» **EXERCISE AIM**:
Read the lines that follow and pick out every one containing the word "Montag".

(Dataset items)
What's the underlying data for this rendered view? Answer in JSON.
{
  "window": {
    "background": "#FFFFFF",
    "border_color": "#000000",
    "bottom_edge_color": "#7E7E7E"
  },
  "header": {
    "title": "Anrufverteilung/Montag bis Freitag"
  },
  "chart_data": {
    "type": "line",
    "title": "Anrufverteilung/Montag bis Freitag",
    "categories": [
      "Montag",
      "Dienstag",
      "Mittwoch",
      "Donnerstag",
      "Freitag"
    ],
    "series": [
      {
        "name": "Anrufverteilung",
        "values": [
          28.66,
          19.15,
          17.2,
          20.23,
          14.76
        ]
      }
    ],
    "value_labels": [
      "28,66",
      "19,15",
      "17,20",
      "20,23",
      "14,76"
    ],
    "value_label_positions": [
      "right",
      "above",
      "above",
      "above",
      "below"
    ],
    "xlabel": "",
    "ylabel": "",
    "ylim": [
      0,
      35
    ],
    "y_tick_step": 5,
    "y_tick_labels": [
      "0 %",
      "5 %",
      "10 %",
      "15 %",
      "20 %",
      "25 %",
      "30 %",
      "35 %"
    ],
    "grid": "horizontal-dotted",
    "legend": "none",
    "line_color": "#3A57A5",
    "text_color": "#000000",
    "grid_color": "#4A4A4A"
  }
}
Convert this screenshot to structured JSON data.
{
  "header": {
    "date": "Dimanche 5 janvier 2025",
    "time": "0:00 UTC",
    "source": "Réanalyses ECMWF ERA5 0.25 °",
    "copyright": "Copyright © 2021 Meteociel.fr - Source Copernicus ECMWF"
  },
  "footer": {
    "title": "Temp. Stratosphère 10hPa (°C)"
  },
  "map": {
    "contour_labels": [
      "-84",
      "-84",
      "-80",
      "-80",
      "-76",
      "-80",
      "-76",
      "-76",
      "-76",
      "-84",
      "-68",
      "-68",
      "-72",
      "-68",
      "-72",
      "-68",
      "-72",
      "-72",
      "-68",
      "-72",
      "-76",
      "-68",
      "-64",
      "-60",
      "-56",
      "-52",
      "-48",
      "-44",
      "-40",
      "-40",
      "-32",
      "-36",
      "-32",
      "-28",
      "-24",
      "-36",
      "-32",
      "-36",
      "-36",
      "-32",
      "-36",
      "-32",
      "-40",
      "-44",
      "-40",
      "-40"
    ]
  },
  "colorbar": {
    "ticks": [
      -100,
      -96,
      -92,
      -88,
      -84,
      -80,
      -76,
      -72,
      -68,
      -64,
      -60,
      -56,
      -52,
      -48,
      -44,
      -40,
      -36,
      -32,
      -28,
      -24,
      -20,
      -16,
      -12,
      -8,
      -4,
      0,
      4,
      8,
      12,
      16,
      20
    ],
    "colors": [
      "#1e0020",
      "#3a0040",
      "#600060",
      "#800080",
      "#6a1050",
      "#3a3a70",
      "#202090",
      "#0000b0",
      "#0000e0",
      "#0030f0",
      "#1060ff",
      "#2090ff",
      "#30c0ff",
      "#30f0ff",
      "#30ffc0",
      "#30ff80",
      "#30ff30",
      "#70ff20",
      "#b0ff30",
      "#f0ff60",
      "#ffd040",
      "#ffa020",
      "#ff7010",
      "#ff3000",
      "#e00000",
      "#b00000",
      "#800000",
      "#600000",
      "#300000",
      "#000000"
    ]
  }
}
---
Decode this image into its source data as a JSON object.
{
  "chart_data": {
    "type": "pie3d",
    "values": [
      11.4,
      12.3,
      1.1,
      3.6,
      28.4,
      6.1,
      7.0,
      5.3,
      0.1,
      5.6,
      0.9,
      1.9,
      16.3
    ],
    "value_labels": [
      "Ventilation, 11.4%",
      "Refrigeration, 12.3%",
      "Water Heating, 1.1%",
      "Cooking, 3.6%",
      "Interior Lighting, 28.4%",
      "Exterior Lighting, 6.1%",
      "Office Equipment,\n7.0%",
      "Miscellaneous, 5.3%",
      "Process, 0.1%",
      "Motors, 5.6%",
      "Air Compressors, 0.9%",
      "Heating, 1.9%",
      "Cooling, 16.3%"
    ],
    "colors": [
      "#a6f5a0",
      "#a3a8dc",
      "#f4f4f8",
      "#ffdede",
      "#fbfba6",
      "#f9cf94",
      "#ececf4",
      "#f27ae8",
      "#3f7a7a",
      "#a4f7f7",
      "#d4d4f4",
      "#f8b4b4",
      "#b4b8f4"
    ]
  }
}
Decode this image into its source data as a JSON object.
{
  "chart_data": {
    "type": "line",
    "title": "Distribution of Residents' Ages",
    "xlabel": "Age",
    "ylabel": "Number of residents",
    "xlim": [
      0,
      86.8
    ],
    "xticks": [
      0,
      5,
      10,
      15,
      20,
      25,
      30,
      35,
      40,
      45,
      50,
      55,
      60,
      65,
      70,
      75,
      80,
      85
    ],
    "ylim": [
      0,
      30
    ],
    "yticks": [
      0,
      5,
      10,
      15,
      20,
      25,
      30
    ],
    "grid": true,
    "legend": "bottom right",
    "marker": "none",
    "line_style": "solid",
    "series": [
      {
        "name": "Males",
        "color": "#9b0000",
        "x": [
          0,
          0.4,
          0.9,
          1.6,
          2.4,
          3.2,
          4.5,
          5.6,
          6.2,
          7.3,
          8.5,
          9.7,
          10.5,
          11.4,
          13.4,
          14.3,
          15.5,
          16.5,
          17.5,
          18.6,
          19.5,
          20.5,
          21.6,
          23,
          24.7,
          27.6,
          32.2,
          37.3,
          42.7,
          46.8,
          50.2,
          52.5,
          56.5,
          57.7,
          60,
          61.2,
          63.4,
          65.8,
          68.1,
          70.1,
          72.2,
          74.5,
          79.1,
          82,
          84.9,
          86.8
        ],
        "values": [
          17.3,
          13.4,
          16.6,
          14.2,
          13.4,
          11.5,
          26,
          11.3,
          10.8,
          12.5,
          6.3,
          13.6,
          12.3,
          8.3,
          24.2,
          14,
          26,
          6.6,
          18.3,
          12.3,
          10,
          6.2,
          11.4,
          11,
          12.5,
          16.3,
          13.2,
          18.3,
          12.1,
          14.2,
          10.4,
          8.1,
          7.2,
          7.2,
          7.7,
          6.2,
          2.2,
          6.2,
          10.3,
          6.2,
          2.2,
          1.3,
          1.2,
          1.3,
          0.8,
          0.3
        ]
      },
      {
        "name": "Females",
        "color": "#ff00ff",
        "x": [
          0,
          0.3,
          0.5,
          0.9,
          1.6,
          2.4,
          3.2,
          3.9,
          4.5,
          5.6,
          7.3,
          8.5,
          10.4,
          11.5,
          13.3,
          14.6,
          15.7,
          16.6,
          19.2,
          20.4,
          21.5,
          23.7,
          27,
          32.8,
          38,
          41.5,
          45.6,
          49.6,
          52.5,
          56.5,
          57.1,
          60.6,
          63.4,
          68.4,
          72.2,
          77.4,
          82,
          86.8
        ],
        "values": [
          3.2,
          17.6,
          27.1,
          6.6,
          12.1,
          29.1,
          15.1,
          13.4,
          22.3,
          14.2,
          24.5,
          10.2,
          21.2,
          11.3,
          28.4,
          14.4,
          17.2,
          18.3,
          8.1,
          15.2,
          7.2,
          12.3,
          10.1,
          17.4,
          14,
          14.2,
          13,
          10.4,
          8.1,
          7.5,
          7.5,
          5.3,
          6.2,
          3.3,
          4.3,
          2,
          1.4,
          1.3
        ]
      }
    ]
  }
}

» **EXPECTED ANSWER**:
    "title": "Anrufverteilung/Montag bis Freitag"
    "title": "Anrufverteilung/Montag bis Freitag",
      "Montag",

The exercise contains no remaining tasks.